• DO THIS:
Each record below should be repeated precisely as written.

• ENTRIES SHOWN:

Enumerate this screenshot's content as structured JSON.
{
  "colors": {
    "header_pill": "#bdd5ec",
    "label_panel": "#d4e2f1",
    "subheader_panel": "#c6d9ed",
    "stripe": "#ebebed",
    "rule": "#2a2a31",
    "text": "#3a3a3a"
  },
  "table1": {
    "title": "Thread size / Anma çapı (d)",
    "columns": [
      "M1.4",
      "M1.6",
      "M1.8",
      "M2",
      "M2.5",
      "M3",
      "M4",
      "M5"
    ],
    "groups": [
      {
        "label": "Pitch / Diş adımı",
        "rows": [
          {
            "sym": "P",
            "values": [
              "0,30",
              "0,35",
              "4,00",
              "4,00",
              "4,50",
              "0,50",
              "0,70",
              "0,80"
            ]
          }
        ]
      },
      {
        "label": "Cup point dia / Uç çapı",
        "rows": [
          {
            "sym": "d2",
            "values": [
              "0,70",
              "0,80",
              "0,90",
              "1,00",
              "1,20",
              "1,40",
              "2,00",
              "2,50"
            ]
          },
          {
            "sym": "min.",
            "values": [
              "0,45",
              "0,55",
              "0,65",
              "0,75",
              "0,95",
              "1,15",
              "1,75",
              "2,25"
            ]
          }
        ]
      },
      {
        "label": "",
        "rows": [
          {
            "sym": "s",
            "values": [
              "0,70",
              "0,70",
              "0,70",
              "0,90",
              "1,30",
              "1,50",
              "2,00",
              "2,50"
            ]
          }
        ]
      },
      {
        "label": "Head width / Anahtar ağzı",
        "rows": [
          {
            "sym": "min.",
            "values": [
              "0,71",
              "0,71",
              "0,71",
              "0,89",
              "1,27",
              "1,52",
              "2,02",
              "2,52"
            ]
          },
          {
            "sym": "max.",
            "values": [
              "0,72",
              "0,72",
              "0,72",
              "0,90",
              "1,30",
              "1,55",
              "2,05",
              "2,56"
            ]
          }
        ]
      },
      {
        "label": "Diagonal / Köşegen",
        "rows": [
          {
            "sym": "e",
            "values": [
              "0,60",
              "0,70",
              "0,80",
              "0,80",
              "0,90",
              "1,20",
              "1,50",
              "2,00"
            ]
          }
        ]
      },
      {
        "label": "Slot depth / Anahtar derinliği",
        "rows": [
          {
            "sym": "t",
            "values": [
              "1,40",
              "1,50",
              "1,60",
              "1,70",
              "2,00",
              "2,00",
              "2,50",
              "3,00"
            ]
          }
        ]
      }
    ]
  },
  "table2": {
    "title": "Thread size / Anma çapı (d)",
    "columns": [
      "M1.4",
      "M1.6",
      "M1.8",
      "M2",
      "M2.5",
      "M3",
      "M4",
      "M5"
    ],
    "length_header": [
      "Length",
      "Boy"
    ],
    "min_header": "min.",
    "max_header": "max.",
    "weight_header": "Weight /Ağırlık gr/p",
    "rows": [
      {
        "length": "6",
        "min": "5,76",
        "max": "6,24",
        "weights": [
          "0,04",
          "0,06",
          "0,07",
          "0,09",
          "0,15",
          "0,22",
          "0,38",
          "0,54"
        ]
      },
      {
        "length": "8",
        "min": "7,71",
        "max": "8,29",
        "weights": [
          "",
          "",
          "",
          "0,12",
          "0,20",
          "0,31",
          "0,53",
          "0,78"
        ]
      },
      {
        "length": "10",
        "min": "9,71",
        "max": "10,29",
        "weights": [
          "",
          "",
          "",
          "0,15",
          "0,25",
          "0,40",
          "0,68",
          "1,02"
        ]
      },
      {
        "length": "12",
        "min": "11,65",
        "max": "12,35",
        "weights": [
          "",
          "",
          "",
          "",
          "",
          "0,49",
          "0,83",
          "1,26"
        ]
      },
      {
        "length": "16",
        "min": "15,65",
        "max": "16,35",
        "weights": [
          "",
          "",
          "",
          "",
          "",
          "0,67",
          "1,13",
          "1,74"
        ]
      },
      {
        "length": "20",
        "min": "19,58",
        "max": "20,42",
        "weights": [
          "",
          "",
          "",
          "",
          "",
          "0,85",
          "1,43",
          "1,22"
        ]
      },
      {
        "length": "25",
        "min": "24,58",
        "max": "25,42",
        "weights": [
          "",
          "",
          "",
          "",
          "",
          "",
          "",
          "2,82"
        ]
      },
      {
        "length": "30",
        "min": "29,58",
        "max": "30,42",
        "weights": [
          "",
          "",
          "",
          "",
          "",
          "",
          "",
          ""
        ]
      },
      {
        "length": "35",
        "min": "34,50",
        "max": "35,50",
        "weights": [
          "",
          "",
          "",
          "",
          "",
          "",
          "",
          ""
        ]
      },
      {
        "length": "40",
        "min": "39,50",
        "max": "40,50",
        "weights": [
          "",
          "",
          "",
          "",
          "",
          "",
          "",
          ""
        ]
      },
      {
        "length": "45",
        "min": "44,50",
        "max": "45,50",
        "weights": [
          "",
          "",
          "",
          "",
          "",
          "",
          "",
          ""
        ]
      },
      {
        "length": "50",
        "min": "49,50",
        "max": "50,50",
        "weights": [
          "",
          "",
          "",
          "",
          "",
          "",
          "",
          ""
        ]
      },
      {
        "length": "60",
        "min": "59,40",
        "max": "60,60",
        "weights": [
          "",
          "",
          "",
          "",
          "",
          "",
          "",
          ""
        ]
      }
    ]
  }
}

• PROBLEM SOLUTION:
Enumerate this screenshot's content as structured JSON.
{
  "colors": {
    "header_pill": "#bdd5ec",
    "label_panel": "#d4e2f1",
    "subheader_panel": "#c6d9ed",
    "stripe": "#ebebed",
    "rule": "#2a2a31",
    "text": "#3a3a3a"
  },
  "table1": {
    "title": "Thread size / Anma çapı (d)",
    "columns": [
      "M1.4",
      "M1.6",
      "M1.8",
      "M2",
      "M2.5",
      "M3",
      "M4",
      "M5"
    ],
    "groups": [
      {
        "label": "Pitch / Diş adımı",
        "rows": [
          {
            "sym": "P",
            "values": [
              "0,30",
              "0,35",
              "4,00",
              "4,00",
              "4,50",
              "0,50",
              "0,70",
              "0,80"
            ]
          }
        ]
      },
      {
        "label": "Cup point dia / Uç çapı",
        "rows": [
          {
            "sym": "d2",
            "values": [
              "0,70",
              "0,80",
              "0,90",
              "1,00",
              "1,20",
              "1,40",
              "2,00",
              "2,50"
            ]
          },
          {
            "sym": "min.",
            "values": [
              "0,45",
              "0,55",
              "0,65",
              "0,75",
              "0,95",
              "1,15",
              "1,75",
              "2,25"
            ]
          }
        ]
      },
      {
        "label": "",
        "rows": [
          {
            "sym": "s",
            "values": [
              "0,70",
              "0,70",
              "0,70",
              "0,90",
              "1,30",
              "1,50",
              "2,00",
              "2,50"
            ]
          }
        ]
      },
      {
        "label": "Head width / Anahtar ağzı",
        "rows": [
          {
            "sym": "min.",
            "values": [
              "0,71",
              "0,71",
              "0,71",
              "0,89",
              "1,27",
              "1,52",
              "2,02",
              "2,52"
            ]
          },
          {
            "sym": "max.",
            "values": [
              "0,72",
              "0,72",
              "0,72",
              "0,90",
              "1,30",
              "1,55",
              "2,05",
              "2,56"
            ]
          }
        ]
      },
      {
        "label": "Diagonal / Köşegen",
        "rows": [
          {
            "sym": "e",
            "values": [
              "0,60",
              "0,70",
              "0,80",
              "0,80",
              "0,90",
              "1,20",
              "1,50",
              "2,00"
            ]
          }
        ]
      },
      {
        "label": "Slot depth / Anahtar derinliği",
        "rows": [
          {
            "sym": "t",
            "values": [
              "1,40",
              "1,50",
              "1,60",
              "1,70",
              "2,00",
              "2,00",
              "2,50",
              "3,00"
            ]
          }
        ]
      }
    ]
  },
  "table2": {
    "title": "Thread size / Anma çapı (d)",
    "columns": [
      "M1.4",
      "M1.6",
      "M1.8",
      "M2",
      "M2.5",
      "M3",
      "M4",
      "M5"
    ],
    "length_header": [
      "Length",
      "Boy"
    ],
    "min_header": "min.",
    "max_header": "max.",
    "weight_header": "Weight /Ağırlık gr/p",
    "rows": [
      {
        "length": "6",
        "min": "5,76",
        "max": "6,24",
        "weights": [
          "0,04",
          "0,06",
          "0,07",
          "0,09",
          "0,15",
          "0,22",
          "0,38",
          "0,54"
        ]
      },
      {
        "length": "8",
        "min": "7,71",
        "max": "8,29",
        "weights": [
          "",
          "",
          "",
          "0,12",
          "0,20",
          "0,31",
          "0,53",
          "0,78"
        ]
      },
      {
        "length": "10",
        "min": "9,71",
        "max": "10,29",
        "weights": [
          "",
          "",
          "",
          "0,15",
          "0,25",
          "0,40",
          "0,68",
          "1,02"
        ]
      },
      {
        "length": "12",
        "min": "11,65",
        "max": "12,35",
        "weights": [
          "",
          "",
          "",
          "",
          "",
          "0,49",
          "0,83",
          "1,26"
        ]
      },
      {
        "length": "16",
        "min": "15,65",
        "max": "16,35",
        "weights": [
          "",
          "",
          "",
          "",
          "",
          "0,67",
          "1,13",
          "1,74"
        ]
      },
      {
        "length": "20",
        "min": "19,58",
        "max": "20,42",
        "weights": [
          "",
          "",
          "",
          "",
          "",
          "0,85",
          "1,43",
          "1,22"
        ]
      },
      {
        "length": "25",
        "min": "24,58",
        "max": "25,42",
        "weights": [
          "",
          "",
          "",
          "",
          "",
          "",
          "",
          "2,82"
        ]
      },
      {
        "length": "30",
        "min": "29,58",
        "max": "30,42",
        "weights": [
          "",
          "",
          "",
          "",
          "",
          "",
          "",
          ""
        ]
      },
      {
        "length": "35",
        "min": "34,50",
        "max": "35,50",
        "weights": [
          "",
          "",
          "",
          "",
          "",
          "",
          "",
          ""
        ]
      },
      {
        "length": "40",
        "min": "39,50",
        "max": "40,50",
        "weights": [
          "",
          "",
          "",
          "",
          "",
          "",
          "",
          ""
        ]
      },
      {
        "length": "45",
        "min": "44,50",
        "max": "45,50",
        "weights": [
          "",
          "",
          "",
          "",
          "",
          "",
          "",
          ""
        ]
      },
      {
        "length": "50",
        "min": "49,50",
        "max": "50,50",
        "weights": [
          "",
          "",
          "",
          "",
          "",
          "",
          "",
          ""
        ]
      },
      {
        "length": "60",
        "min": "59,40",
        "max": "60,60",
        "weights": [
          "",
          "",
          "",
          "",
          "",
          "",
          "",
          ""
        ]
      }
    ]
  }
}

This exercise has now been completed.